Copy out the data exactly, leaving the pictures behind.

▸ **Supplied records**:
────────────────────────────────────────

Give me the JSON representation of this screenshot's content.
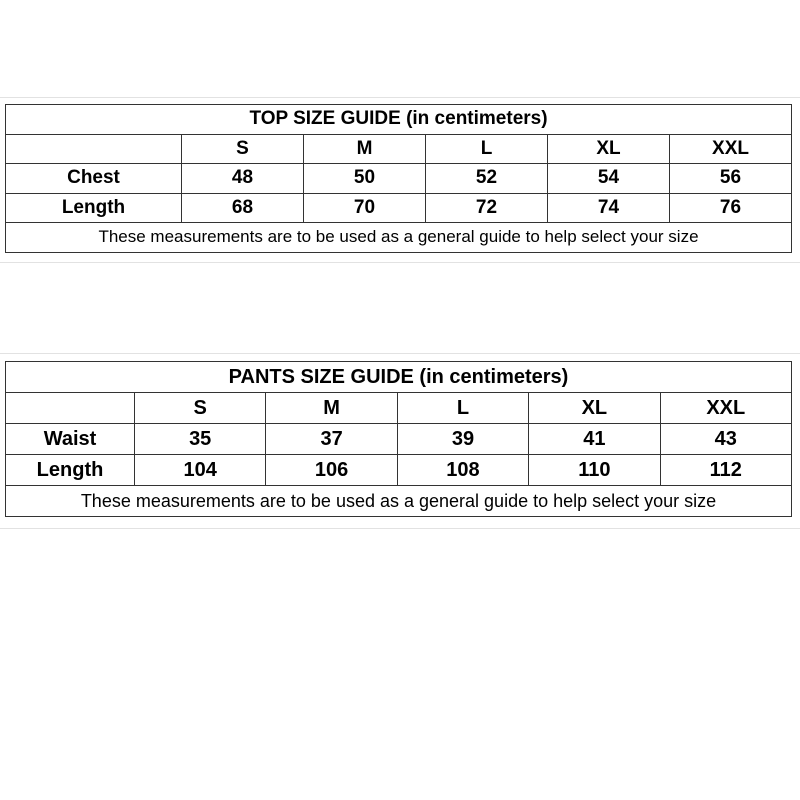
{
  "top_guide": {
    "title": "TOP SIZE GUIDE (in centimeters)",
    "sizes": [
      "S",
      "M",
      "L",
      "XL",
      "XXL"
    ],
    "rows": [
      {
        "label": "Chest",
        "values": [
          "48",
          "50",
          "52",
          "54",
          "56"
        ]
      },
      {
        "label": "Length",
        "values": [
          "68",
          "70",
          "72",
          "74",
          "76"
        ]
      }
    ],
    "note": "These measurements are to be used as a general guide to help select your size"
  },
  "pants_guide": {
    "title": "PANTS SIZE GUIDE (in centimeters)",
    "sizes": [
      "S",
      "M",
      "L",
      "XL",
      "XXL"
    ],
    "rows": [
      {
        "label": "Waist",
        "values": [
          "35",
          "37",
          "39",
          "41",
          "43"
        ]
      },
      {
        "label": "Length",
        "values": [
          "104",
          "106",
          "108",
          "110",
          "112"
        ]
      }
    ],
    "note": "These measurements are to be used as a general guide to help select your size"
  }
}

────────────────────────────────────────

▸ **Worked answer**:
Give me the JSON representation of this screenshot's content.
{
  "top_guide": {
    "title": "TOP SIZE GUIDE (in centimeters)",
    "sizes": [
      "S",
      "M",
      "L",
      "XL",
      "XXL"
    ],
    "rows": [
      {
        "label": "Chest",
        "values": [
          "48",
          "50",
          "52",
          "54",
          "56"
        ]
      },
      {
        "label": "Length",
        "values": [
          "68",
          "70",
          "72",
          "74",
          "76"
        ]
      }
    ],
    "note": "These measurements are to be used as a general guide to help select your size"
  },
  "pants_guide": {
    "title": "PANTS SIZE GUIDE (in centimeters)",
    "sizes": [
      "S",
      "M",
      "L",
      "XL",
      "XXL"
    ],
    "rows": [
      {
        "label": "Waist",
        "values": [
          "35",
          "37",
          "39",
          "41",
          "43"
        ]
      },
      {
        "label": "Length",
        "values": [
          "104",
          "106",
          "108",
          "110",
          "112"
        ]
      }
    ],
    "note": "These measurements are to be used as a general guide to help select your size"
  }
}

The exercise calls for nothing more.